▶ EXERCISE DATA
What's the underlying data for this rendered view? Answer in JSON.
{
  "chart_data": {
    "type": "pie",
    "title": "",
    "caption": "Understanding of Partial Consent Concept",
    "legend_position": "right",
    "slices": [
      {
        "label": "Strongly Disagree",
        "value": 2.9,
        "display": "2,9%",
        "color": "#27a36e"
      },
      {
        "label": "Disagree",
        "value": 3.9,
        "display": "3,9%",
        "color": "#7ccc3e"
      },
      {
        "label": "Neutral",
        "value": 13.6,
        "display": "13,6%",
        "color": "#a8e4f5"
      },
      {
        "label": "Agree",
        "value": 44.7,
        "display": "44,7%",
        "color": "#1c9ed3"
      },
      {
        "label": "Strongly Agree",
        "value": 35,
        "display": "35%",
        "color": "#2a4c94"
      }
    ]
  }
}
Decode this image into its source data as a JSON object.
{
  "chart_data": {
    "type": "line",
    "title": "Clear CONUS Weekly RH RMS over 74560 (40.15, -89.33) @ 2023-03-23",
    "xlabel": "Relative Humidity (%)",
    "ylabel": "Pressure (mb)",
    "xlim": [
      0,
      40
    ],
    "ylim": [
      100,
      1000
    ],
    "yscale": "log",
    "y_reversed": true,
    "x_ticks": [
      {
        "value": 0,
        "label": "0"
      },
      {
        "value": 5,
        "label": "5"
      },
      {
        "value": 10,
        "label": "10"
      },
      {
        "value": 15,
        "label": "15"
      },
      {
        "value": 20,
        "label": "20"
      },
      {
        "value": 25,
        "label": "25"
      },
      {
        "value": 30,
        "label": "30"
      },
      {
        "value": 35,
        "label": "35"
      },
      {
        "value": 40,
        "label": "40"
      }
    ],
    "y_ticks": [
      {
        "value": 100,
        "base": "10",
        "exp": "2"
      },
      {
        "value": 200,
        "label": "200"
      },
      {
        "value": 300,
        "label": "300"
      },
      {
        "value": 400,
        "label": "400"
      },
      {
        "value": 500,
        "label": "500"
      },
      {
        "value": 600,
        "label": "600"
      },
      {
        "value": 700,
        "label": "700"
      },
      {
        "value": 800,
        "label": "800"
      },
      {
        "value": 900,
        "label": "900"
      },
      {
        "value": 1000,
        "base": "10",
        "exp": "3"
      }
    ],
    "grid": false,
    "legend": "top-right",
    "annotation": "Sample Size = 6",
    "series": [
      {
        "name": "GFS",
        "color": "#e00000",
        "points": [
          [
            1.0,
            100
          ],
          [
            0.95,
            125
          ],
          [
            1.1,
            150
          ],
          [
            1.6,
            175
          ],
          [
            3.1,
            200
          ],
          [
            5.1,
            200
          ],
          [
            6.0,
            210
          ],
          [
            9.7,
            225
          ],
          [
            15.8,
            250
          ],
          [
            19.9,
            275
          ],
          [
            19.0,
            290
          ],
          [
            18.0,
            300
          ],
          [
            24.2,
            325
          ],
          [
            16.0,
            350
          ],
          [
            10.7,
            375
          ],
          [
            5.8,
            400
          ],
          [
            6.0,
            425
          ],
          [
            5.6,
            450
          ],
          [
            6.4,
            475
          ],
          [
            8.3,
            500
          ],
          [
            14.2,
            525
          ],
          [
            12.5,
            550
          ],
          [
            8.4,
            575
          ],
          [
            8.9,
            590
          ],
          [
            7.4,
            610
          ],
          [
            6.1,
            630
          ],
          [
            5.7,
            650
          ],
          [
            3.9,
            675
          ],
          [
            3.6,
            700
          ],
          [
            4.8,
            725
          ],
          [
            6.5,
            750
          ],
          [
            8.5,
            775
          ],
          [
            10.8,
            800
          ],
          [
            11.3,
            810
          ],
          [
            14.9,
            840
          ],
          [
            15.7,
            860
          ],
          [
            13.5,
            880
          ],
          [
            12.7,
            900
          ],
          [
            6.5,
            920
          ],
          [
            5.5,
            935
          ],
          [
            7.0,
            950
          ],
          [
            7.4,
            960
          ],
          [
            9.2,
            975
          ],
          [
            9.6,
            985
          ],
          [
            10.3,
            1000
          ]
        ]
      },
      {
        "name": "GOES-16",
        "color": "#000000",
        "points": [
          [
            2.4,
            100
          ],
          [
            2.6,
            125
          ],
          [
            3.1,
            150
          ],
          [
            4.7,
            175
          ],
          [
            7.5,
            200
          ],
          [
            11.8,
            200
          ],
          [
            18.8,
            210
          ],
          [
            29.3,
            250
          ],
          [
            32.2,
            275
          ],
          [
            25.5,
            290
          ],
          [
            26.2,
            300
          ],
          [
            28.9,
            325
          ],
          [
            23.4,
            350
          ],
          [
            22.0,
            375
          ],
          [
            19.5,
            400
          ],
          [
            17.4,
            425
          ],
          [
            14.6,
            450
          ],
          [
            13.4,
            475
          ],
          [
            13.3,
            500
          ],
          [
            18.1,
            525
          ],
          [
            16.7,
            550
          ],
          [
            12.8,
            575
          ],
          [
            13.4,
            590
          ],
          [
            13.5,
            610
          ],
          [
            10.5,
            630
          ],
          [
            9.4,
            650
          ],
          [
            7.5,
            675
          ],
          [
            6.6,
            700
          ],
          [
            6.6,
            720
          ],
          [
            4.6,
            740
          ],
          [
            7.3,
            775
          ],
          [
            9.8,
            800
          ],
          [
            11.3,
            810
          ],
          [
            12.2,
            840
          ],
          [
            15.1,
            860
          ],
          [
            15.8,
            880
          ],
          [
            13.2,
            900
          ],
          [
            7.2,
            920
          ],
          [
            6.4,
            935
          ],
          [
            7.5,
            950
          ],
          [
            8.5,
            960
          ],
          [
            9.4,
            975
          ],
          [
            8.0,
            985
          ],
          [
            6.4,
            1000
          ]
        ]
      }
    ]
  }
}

▶ WHAT IS REQUIRED
From the records above, extract each line exactly as shown.

▶ ANSWER TO THE TASK
What's the underlying data for this rendered view? Answer in JSON.
{
  "chart_data": {
    "type": "pie",
    "title": "",
    "caption": "Understanding of Partial Consent Concept",
    "legend_position": "right",
    "slices": [
      {
        "label": "Strongly Disagree",
        "value": 2.9,
        "display": "2,9%",
        "color": "#27a36e"
      },
      {
        "label": "Disagree",
        "value": 3.9,
        "display": "3,9%",
        "color": "#7ccc3e"
      },
      {
        "label": "Neutral",
        "value": 13.6,
        "display": "13,6%",
        "color": "#a8e4f5"
      },
      {
        "label": "Agree",
        "value": 44.7,
        "display": "44,7%",
        "color": "#1c9ed3"
      },
      {
        "label": "Strongly Agree",
        "value": 35,
        "display": "35%",
        "color": "#2a4c94"
      }
    ]
  }
}
Decode this image into its source data as a JSON object.
{
  "chart_data": {
    "type": "line",
    "title": "Clear CONUS Weekly RH RMS over 74560 (40.15, -89.33) @ 2023-03-23",
    "xlabel": "Relative Humidity (%)",
    "ylabel": "Pressure (mb)",
    "xlim": [
      0,
      40
    ],
    "ylim": [
      100,
      1000
    ],
    "yscale": "log",
    "y_reversed": true,
    "x_ticks": [
      {
        "value": 0,
        "label": "0"
      },
      {
        "value": 5,
        "label": "5"
      },
      {
        "value": 10,
        "label": "10"
      },
      {
        "value": 15,
        "label": "15"
      },
      {
        "value": 20,
        "label": "20"
      },
      {
        "value": 25,
        "label": "25"
      },
      {
        "value": 30,
        "label": "30"
      },
      {
        "value": 35,
        "label": "35"
      },
      {
        "value": 40,
        "label": "40"
      }
    ],
    "y_ticks": [
      {
        "value": 100,
        "base": "10",
        "exp": "2"
      },
      {
        "value": 200,
        "label": "200"
      },
      {
        "value": 300,
        "label": "300"
      },
      {
        "value": 400,
        "label": "400"
      },
      {
        "value": 500,
        "label": "500"
      },
      {
        "value": 600,
        "label": "600"
      },
      {
        "value": 700,
        "label": "700"
      },
      {
        "value": 800,
        "label": "800"
      },
      {
        "value": 900,
        "label": "900"
      },
      {
        "value": 1000,
        "base": "10",
        "exp": "3"
      }
    ],
    "grid": false,
    "legend": "top-right",
    "annotation": "Sample Size = 6",
    "series": [
      {
        "name": "GFS",
        "color": "#e00000",
        "points": [
          [
            1.0,
            100
          ],
          [
            0.95,
            125
          ],
          [
            1.1,
            150
          ],
          [
            1.6,
            175
          ],
          [
            3.1,
            200
          ],
          [
            5.1,
            200
          ],
          [
            6.0,
            210
          ],
          [
            9.7,
            225
          ],
          [
            15.8,
            250
          ],
          [
            19.9,
            275
          ],
          [
            19.0,
            290
          ],
          [
            18.0,
            300
          ],
          [
            24.2,
            325
          ],
          [
            16.0,
            350
          ],
          [
            10.7,
            375
          ],
          [
            5.8,
            400
          ],
          [
            6.0,
            425
          ],
          [
            5.6,
            450
          ],
          [
            6.4,
            475
          ],
          [
            8.3,
            500
          ],
          [
            14.2,
            525
          ],
          [
            12.5,
            550
          ],
          [
            8.4,
            575
          ],
          [
            8.9,
            590
          ],
          [
            7.4,
            610
          ],
          [
            6.1,
            630
          ],
          [
            5.7,
            650
          ],
          [
            3.9,
            675
          ],
          [
            3.6,
            700
          ],
          [
            4.8,
            725
          ],
          [
            6.5,
            750
          ],
          [
            8.5,
            775
          ],
          [
            10.8,
            800
          ],
          [
            11.3,
            810
          ],
          [
            14.9,
            840
          ],
          [
            15.7,
            860
          ],
          [
            13.5,
            880
          ],
          [
            12.7,
            900
          ],
          [
            6.5,
            920
          ],
          [
            5.5,
            935
          ],
          [
            7.0,
            950
          ],
          [
            7.4,
            960
          ],
          [
            9.2,
            975
          ],
          [
            9.6,
            985
          ],
          [
            10.3,
            1000
          ]
        ]
      },
      {
        "name": "GOES-16",
        "color": "#000000",
        "points": [
          [
            2.4,
            100
          ],
          [
            2.6,
            125
          ],
          [
            3.1,
            150
          ],
          [
            4.7,
            175
          ],
          [
            7.5,
            200
          ],
          [
            11.8,
            200
          ],
          [
            18.8,
            210
          ],
          [
            29.3,
            250
          ],
          [
            32.2,
            275
          ],
          [
            25.5,
            290
          ],
          [
            26.2,
            300
          ],
          [
            28.9,
            325
          ],
          [
            23.4,
            350
          ],
          [
            22.0,
            375
          ],
          [
            19.5,
            400
          ],
          [
            17.4,
            425
          ],
          [
            14.6,
            450
          ],
          [
            13.4,
            475
          ],
          [
            13.3,
            500
          ],
          [
            18.1,
            525
          ],
          [
            16.7,
            550
          ],
          [
            12.8,
            575
          ],
          [
            13.4,
            590
          ],
          [
            13.5,
            610
          ],
          [
            10.5,
            630
          ],
          [
            9.4,
            650
          ],
          [
            7.5,
            675
          ],
          [
            6.6,
            700
          ],
          [
            6.6,
            720
          ],
          [
            4.6,
            740
          ],
          [
            7.3,
            775
          ],
          [
            9.8,
            800
          ],
          [
            11.3,
            810
          ],
          [
            12.2,
            840
          ],
          [
            15.1,
            860
          ],
          [
            15.8,
            880
          ],
          [
            13.2,
            900
          ],
          [
            7.2,
            920
          ],
          [
            6.4,
            935
          ],
          [
            7.5,
            950
          ],
          [
            8.5,
            960
          ],
          [
            9.4,
            975
          ],
          [
            8.0,
            985
          ],
          [
            6.4,
            1000
          ]
        ]
      }
    ]
  }
}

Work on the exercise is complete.